━━━━━ RECORDS SUPPLIED
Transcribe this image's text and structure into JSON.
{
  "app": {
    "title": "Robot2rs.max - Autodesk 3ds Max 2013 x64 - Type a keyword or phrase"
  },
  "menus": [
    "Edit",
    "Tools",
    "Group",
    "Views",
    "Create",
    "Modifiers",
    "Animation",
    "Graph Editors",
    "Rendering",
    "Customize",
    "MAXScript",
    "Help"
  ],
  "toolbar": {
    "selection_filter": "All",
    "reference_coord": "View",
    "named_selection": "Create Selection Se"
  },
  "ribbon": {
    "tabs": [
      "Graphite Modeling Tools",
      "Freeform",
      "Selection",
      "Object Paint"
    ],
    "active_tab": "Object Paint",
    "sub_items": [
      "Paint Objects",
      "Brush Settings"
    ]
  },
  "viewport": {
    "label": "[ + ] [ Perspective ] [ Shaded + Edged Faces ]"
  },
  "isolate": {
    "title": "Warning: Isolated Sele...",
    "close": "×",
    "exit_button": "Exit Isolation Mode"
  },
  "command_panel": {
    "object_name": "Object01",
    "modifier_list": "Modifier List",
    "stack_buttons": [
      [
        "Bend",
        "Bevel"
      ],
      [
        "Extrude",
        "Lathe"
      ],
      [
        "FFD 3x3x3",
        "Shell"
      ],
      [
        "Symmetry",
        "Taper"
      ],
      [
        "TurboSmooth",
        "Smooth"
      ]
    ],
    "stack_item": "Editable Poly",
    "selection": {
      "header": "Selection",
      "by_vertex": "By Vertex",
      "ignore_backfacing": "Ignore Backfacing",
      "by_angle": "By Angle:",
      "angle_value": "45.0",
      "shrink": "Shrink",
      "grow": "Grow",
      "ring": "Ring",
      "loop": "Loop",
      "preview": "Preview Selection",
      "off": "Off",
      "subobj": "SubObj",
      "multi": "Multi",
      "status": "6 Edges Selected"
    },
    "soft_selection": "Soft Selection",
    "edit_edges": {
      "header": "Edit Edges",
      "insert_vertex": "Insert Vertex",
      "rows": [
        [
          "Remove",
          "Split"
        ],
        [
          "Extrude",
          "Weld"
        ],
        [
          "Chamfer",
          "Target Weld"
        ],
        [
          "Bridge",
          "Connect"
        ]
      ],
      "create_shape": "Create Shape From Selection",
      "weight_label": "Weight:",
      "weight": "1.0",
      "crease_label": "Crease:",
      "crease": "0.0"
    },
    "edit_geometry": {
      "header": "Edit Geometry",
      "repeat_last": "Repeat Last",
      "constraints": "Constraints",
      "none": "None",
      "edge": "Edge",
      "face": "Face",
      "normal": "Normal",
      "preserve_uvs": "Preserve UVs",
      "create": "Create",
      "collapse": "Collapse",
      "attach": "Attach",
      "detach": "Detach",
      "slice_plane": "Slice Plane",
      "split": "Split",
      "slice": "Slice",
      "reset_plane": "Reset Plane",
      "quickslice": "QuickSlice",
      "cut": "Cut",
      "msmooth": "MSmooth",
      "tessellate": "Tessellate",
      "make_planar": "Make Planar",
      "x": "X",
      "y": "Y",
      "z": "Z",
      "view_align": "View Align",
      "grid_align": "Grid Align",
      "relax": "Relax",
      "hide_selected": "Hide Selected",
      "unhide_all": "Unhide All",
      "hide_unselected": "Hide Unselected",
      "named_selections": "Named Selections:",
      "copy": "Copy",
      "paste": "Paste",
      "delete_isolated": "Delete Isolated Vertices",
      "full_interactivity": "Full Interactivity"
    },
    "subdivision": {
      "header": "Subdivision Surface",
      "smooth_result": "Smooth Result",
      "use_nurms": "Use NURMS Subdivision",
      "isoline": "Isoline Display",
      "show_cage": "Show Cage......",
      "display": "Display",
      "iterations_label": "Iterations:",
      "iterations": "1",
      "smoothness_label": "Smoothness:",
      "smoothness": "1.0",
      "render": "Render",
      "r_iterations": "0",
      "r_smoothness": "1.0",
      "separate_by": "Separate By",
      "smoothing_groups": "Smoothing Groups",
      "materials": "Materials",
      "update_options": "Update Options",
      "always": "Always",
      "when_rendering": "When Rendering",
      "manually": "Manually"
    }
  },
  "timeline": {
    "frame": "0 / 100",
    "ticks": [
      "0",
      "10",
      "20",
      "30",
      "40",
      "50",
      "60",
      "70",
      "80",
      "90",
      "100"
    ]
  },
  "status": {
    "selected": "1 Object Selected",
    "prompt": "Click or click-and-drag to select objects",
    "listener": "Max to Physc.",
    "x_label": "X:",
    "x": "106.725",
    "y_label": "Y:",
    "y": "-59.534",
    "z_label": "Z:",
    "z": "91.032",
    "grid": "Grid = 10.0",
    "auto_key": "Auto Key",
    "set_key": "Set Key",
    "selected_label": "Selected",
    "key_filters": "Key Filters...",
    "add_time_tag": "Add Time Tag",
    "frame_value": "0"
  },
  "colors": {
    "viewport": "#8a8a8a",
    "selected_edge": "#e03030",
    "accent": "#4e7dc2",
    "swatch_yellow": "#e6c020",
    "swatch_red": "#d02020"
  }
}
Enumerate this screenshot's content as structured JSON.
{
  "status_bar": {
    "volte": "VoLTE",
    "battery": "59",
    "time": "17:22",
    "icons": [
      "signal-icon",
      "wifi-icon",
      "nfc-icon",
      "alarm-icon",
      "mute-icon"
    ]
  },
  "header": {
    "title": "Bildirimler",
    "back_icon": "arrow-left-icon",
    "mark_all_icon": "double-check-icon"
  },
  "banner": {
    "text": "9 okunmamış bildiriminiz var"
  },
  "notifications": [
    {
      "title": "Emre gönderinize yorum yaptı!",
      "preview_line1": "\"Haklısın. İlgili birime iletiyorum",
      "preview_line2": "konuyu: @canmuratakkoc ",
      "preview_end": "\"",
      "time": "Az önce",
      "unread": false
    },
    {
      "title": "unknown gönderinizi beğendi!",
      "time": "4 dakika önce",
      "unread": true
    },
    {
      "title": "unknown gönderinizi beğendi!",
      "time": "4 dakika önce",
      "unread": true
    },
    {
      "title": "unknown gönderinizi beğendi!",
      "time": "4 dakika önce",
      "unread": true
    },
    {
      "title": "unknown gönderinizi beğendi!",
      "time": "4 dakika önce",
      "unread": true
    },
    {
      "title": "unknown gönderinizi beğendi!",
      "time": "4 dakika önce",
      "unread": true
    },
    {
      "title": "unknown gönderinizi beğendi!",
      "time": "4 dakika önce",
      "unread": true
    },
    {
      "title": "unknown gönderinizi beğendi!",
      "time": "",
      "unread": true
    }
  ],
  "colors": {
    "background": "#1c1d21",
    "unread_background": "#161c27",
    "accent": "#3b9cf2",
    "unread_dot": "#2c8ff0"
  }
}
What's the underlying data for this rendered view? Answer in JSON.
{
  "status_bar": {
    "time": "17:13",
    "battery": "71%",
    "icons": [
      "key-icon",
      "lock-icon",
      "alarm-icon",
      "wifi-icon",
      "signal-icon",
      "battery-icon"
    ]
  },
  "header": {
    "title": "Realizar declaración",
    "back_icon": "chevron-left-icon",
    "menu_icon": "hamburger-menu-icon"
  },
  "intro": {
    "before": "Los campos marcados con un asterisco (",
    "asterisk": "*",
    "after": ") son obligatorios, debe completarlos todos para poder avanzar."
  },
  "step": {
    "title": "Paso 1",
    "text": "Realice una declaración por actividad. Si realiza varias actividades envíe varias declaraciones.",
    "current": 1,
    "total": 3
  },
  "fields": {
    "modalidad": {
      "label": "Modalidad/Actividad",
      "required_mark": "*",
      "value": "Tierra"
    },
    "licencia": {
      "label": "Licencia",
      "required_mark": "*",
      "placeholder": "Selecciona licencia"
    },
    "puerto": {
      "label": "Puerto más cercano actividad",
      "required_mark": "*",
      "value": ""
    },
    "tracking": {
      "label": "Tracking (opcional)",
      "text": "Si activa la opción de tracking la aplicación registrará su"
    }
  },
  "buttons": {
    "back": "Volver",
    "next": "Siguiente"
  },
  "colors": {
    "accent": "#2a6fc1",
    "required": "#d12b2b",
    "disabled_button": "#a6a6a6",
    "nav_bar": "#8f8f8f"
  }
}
━━━━━━━━━━
◆ PROBLEM STATEMENT ◆
Gather, from the listing above, every line carrying the word "Paint".

◆ PROBLEM SOLUTION ◆
      "Object Paint"
    "active_tab": "Object Paint",
      "Paint Objects",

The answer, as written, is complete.